# Direction
Without altering anything, output the material below.

** Begin **

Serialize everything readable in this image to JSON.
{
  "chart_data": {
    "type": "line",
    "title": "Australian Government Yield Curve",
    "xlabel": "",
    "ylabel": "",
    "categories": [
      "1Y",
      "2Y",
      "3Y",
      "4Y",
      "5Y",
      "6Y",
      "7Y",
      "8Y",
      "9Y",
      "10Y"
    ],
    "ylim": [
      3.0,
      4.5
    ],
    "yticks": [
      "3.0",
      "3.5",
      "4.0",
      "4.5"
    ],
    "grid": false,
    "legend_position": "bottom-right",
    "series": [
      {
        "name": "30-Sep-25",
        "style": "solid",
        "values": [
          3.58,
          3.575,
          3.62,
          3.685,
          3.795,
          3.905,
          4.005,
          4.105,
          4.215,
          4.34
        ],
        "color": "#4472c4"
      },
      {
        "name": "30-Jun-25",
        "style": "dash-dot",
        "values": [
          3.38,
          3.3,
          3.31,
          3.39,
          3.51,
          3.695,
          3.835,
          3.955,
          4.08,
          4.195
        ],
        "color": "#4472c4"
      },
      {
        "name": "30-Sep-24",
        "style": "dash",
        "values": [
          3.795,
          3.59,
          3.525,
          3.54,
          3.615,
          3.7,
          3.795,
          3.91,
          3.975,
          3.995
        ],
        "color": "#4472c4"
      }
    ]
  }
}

** End **

# Solution to this exercise
Serialize everything readable in this image to JSON.
{
  "chart_data": {
    "type": "line",
    "title": "Australian Government Yield Curve",
    "xlabel": "",
    "ylabel": "",
    "categories": [
      "1Y",
      "2Y",
      "3Y",
      "4Y",
      "5Y",
      "6Y",
      "7Y",
      "8Y",
      "9Y",
      "10Y"
    ],
    "ylim": [
      3.0,
      4.5
    ],
    "yticks": [
      "3.0",
      "3.5",
      "4.0",
      "4.5"
    ],
    "grid": false,
    "legend_position": "bottom-right",
    "series": [
      {
        "name": "30-Sep-25",
        "style": "solid",
        "values": [
          3.58,
          3.575,
          3.62,
          3.685,
          3.795,
          3.905,
          4.005,
          4.105,
          4.215,
          4.34
        ],
        "color": "#4472c4"
      },
      {
        "name": "30-Jun-25",
        "style": "dash-dot",
        "values": [
          3.38,
          3.3,
          3.31,
          3.39,
          3.51,
          3.695,
          3.835,
          3.955,
          4.08,
          4.195
        ],
        "color": "#4472c4"
      },
      {
        "name": "30-Sep-24",
        "style": "dash",
        "values": [
          3.795,
          3.59,
          3.525,
          3.54,
          3.615,
          3.7,
          3.795,
          3.91,
          3.975,
          3.995
        ],
        "color": "#4472c4"
      }
    ]
  }
}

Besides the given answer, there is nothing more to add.